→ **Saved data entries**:
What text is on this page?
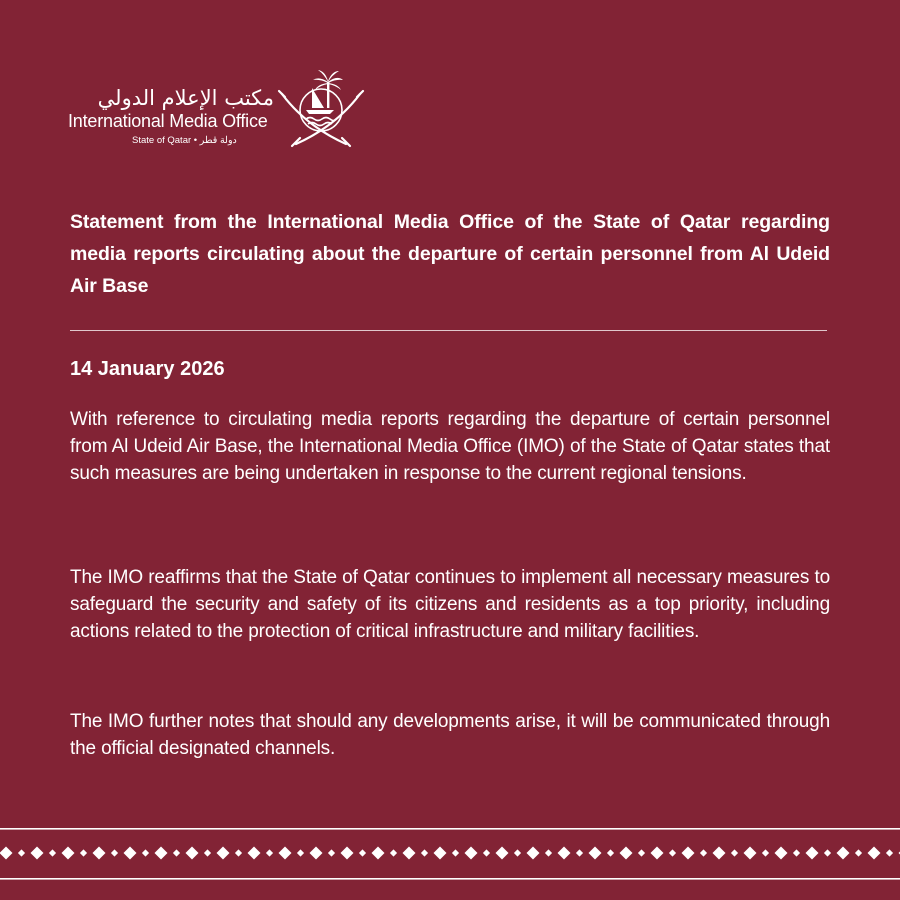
مكتب الإعلام الدولي
International Media Office
State of Qatar • دولة قطر
Statement from the International Media Office of the State of Qatar regarding media reports circulating about the departure of certain personnel from Al Udeid Air Base
14 January 2026
With reference to circulating media reports regarding the departure of certain personnel from Al Udeid Air Base, the International Media Office (IMO) of the State of Qatar states that such measures are being undertaken in response to the current regional tensions.
The IMO reaffirms that the State of Qatar continues to implement all necessary measures to safeguard the security and safety of its citizens and residents as a top priority, including actions related to the protection of critical infrastructure and military facilities.
The IMO further notes that should any developments arise, it will be communicated through the official designated channels.
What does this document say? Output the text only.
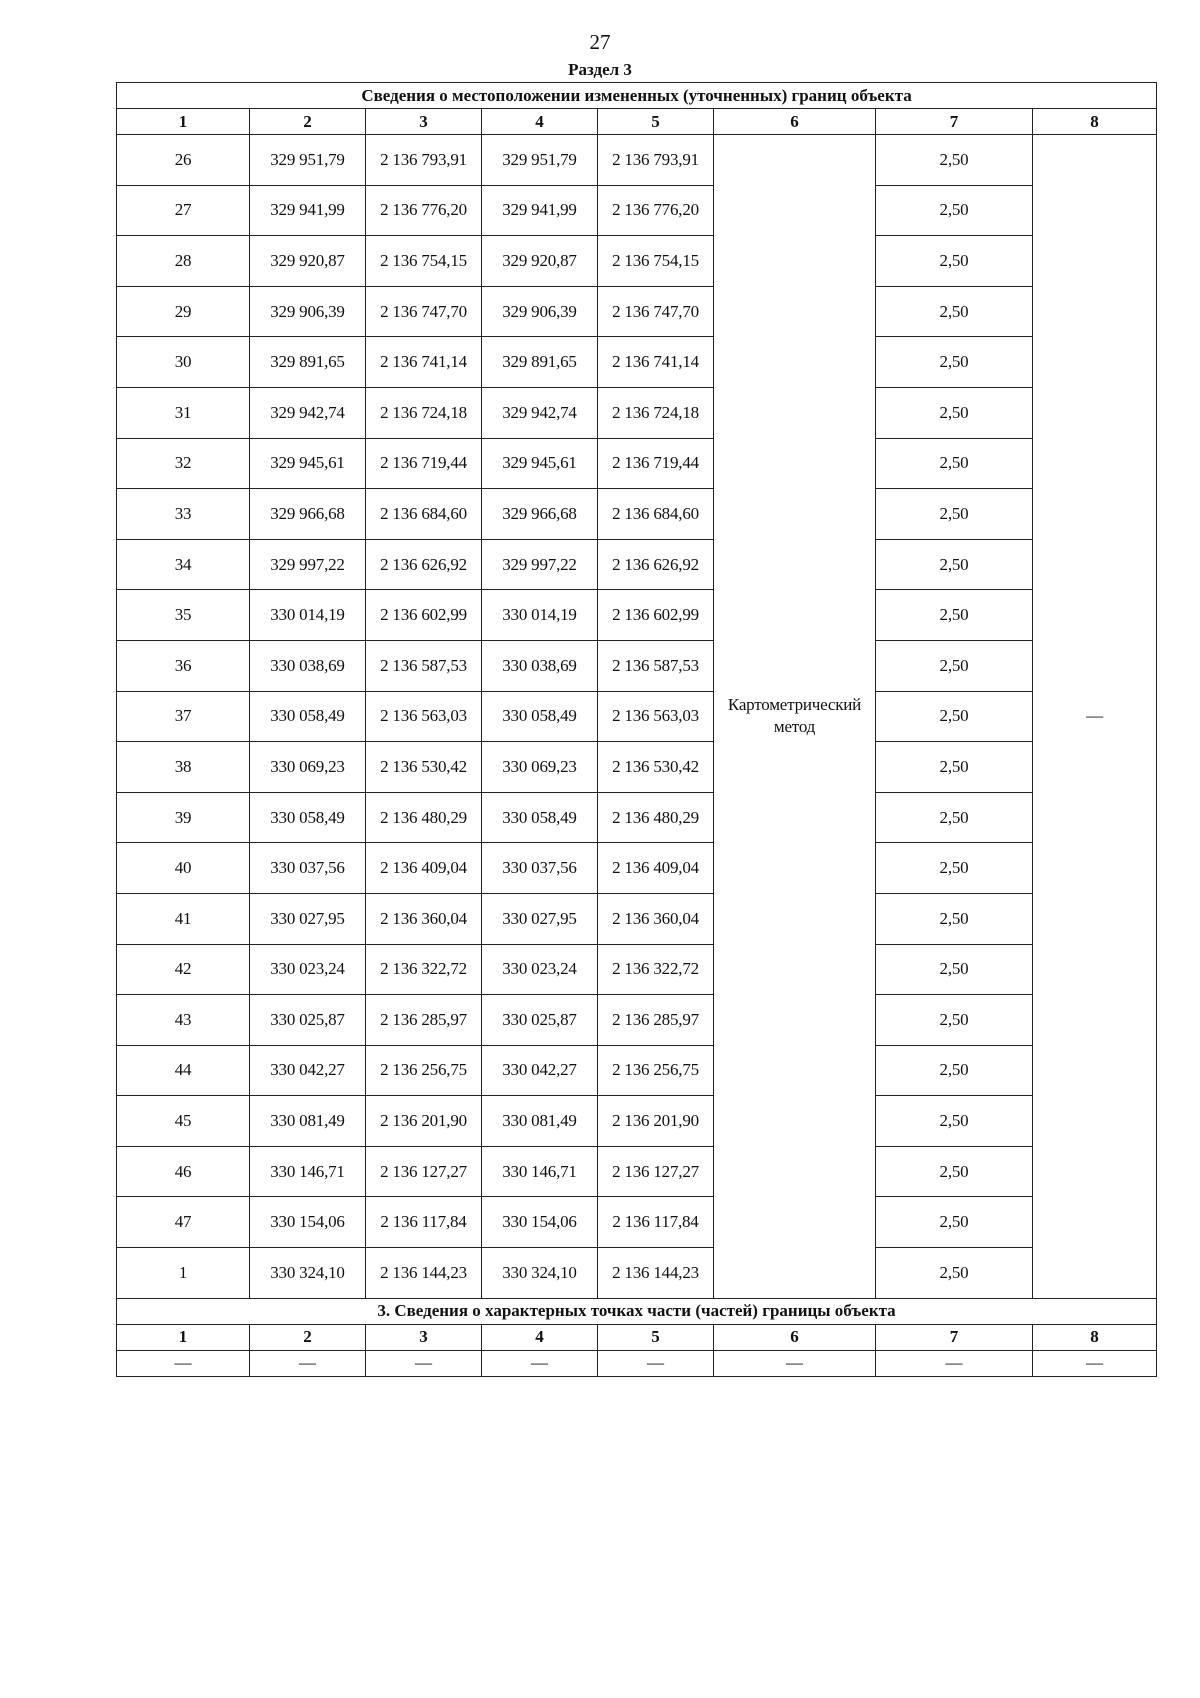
27
Раздел 3
Сведения о местоположении измененных (уточненных) границ объекта							
1	2	3	4	5	6	7	8
26	329 951,79	2 136 793,91	329 951,79	2 136 793,91	Картометрический метод	2,50	—
27	329 941,99	2 136 776,20	329 941,99	2 136 776,20		2,50	
28	329 920,87	2 136 754,15	329 920,87	2 136 754,15		2,50	
29	329 906,39	2 136 747,70	329 906,39	2 136 747,70		2,50	
30	329 891,65	2 136 741,14	329 891,65	2 136 741,14		2,50	
31	329 942,74	2 136 724,18	329 942,74	2 136 724,18		2,50	
32	329 945,61	2 136 719,44	329 945,61	2 136 719,44		2,50	
33	329 966,68	2 136 684,60	329 966,68	2 136 684,60		2,50	
34	329 997,22	2 136 626,92	329 997,22	2 136 626,92		2,50	
35	330 014,19	2 136 602,99	330 014,19	2 136 602,99		2,50	
36	330 038,69	2 136 587,53	330 038,69	2 136 587,53		2,50	
37	330 058,49	2 136 563,03	330 058,49	2 136 563,03		2,50	
38	330 069,23	2 136 530,42	330 069,23	2 136 530,42		2,50	
39	330 058,49	2 136 480,29	330 058,49	2 136 480,29		2,50	
40	330 037,56	2 136 409,04	330 037,56	2 136 409,04		2,50	
41	330 027,95	2 136 360,04	330 027,95	2 136 360,04		2,50	
42	330 023,24	2 136 322,72	330 023,24	2 136 322,72		2,50	
43	330 025,87	2 136 285,97	330 025,87	2 136 285,97		2,50	
44	330 042,27	2 136 256,75	330 042,27	2 136 256,75		2,50	
45	330 081,49	2 136 201,90	330 081,49	2 136 201,90		2,50	
46	330 146,71	2 136 127,27	330 146,71	2 136 127,27		2,50	
47	330 154,06	2 136 117,84	330 154,06	2 136 117,84		2,50	
1	330 324,10	2 136 144,23	330 324,10	2 136 144,23		2,50	
3. Сведения о характерных точках части (частей) границы объекта							
1	2	3	4	5	6	7	8
—	—	—	—	—	—	—	—
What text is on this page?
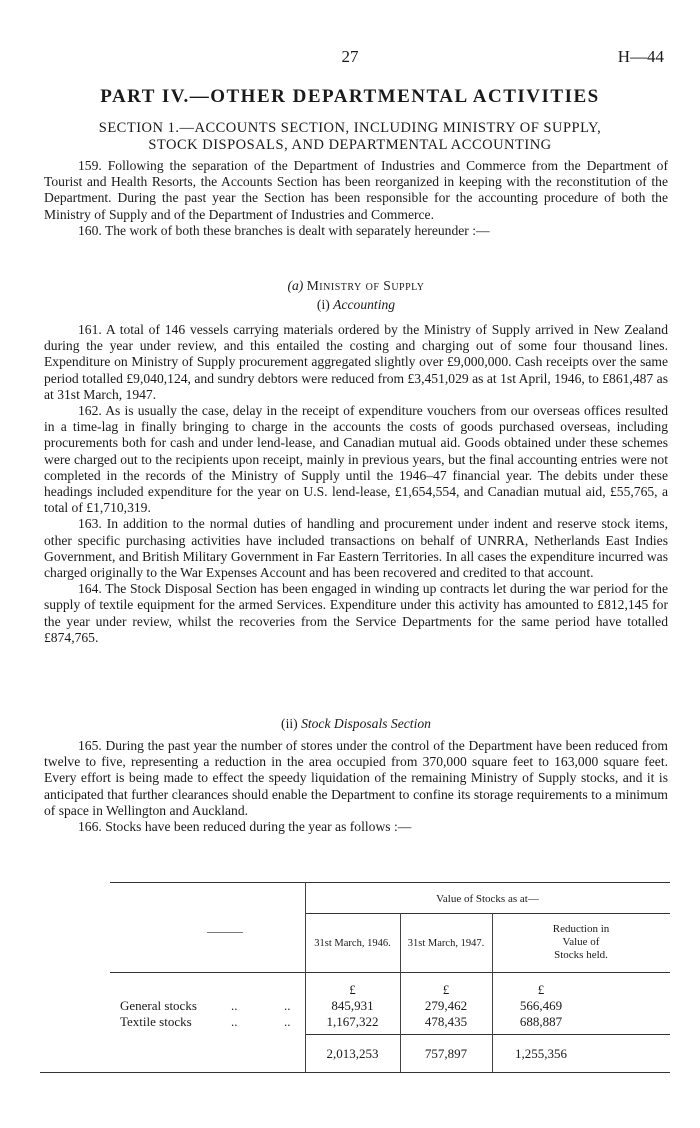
27	H—44
PART IV.—OTHER DEPARTMENTAL ACTIVITIES
SECTION 1.—ACCOUNTS SECTION, INCLUDING MINISTRY OF SUPPLY,
STOCK DISPOSALS, AND DEPARTMENTAL ACCOUNTING

159. Following the separation of the Department of Industries and Commerce from the Department of Tourist and Health Resorts, the Accounts Section has been reorganized in keeping with the reconstitution of the Department. During the past year the Section has been responsible for the accounting procedure of both the Ministry of Supply and of the Department of Industries and Commerce.

160. The work of both these branches is dealt with separately hereunder :—

(a) Ministry of Supply

(i) Accounting

161. A total of 146 vessels carrying materials ordered by the Ministry of Supply arrived in New Zealand during the year under review, and this entailed the costing and charging out of some four thousand lines. Expenditure on Ministry of Supply procurement aggregated slightly over £9,000,000. Cash receipts over the same period totalled £9,040,124, and sundry debtors were reduced from £3,451,029 as at 1st April, 1946, to £861,487 as at 31st March, 1947.

162. As is usually the case, delay in the receipt of expenditure vouchers from our overseas offices resulted in a time-lag in finally bringing to charge in the accounts the costs of goods purchased overseas, including procurements both for cash and under lend-lease, and Canadian mutual aid. Goods obtained under these schemes were charged out to the recipients upon receipt, mainly in previous years, but the final accounting entries were not completed in the records of the Ministry of Supply until the 1946–47 financial year. The debits under these headings included expenditure for the year on U.S. lend-lease, £1,654,554, and Canadian mutual aid, £55,765, a total of £1,710,319.

163. In addition to the normal duties of handling and procurement under indent and reserve stock items, other specific purchasing activities have included transactions on behalf of UNRRA, Netherlands East Indies Government, and British Military Government in Far Eastern Territories. In all cases the expenditure incurred was charged originally to the War Expenses Account and has been recovered and credited to that account.

164. The Stock Disposal Section has been engaged in winding up contracts let during the war period for the supply of textile equipment for the armed Services. Expenditure under this activity has amounted to £812,145 for the year under review, whilst the recoveries from the Service Departments for the same period have totalled £874,765.

(ii) Stock Disposals Section

165. During the past year the number of stores under the control of the Department have been reduced from twelve to five, representing a reduction in the area occupied from 370,000 square feet to 163,000 square feet. Every effort is being made to effect the speedy liquidation of the remaining Ministry of Supply stocks, and it is anticipated that further clearances should enable the Department to confine its storage requirements to a minimum of space in Wellington and Auckland.

166. Stocks have been reduced during the year as follows :—

———
Value of Stocks as at—
31st March, 1946.	31st March, 1947.
Reduction in
Value of
Stocks held.
£	£	£
General stocks	..	..	845,931	279,462	566,469
Textile stocks	..	..	1,167,322	478,435	688,887
2,013,253	757,897	1,255,356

→ **What needs to be done**: Give only the number of lines in the material above that include the word "being".

→ **Task solution**: 2